[Start of Information supplied]
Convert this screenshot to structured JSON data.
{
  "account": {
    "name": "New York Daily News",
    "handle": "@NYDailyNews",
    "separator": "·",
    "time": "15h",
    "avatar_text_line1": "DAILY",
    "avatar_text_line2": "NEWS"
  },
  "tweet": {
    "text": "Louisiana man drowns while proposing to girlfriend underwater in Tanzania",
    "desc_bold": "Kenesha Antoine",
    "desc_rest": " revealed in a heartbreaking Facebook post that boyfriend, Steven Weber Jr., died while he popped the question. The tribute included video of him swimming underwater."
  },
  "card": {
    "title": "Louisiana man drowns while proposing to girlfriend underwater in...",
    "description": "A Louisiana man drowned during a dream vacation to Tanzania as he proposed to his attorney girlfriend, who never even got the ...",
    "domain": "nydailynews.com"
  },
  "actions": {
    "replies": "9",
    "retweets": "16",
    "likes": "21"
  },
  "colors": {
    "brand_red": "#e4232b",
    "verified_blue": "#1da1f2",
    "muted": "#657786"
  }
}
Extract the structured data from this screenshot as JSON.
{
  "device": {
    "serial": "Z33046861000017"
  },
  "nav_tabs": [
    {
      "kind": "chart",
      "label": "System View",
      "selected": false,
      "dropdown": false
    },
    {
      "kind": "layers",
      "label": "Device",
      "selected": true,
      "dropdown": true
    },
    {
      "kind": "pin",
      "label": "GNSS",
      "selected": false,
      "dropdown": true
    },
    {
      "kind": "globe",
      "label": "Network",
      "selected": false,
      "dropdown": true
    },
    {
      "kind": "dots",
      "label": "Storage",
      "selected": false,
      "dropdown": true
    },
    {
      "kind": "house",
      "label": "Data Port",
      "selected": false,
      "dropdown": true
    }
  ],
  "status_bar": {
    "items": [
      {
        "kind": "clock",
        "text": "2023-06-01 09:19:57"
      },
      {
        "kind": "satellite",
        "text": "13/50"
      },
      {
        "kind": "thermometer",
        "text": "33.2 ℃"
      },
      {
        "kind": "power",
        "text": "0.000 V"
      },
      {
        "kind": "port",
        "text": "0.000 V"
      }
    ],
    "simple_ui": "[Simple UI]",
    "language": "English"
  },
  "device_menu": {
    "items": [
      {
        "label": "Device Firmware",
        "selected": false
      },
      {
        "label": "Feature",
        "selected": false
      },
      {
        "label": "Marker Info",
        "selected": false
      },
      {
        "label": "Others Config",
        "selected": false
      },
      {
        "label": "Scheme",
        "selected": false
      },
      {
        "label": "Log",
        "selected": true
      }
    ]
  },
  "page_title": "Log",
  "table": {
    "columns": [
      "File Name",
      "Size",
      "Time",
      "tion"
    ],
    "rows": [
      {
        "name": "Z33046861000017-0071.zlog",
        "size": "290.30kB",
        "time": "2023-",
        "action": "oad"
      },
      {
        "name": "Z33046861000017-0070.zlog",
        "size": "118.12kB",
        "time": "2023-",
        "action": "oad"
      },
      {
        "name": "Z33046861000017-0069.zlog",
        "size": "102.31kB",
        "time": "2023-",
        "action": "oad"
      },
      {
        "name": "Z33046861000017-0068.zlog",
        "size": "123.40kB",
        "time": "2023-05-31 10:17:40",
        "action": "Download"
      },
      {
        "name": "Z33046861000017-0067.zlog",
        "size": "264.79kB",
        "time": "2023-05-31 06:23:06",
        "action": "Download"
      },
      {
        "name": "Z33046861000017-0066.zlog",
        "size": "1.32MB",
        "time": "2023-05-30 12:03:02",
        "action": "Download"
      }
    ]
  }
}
[End of Information supplied]
Exercise task
Say how many lines in the records contain the string "proposing", and say nothing else.

Expected output
2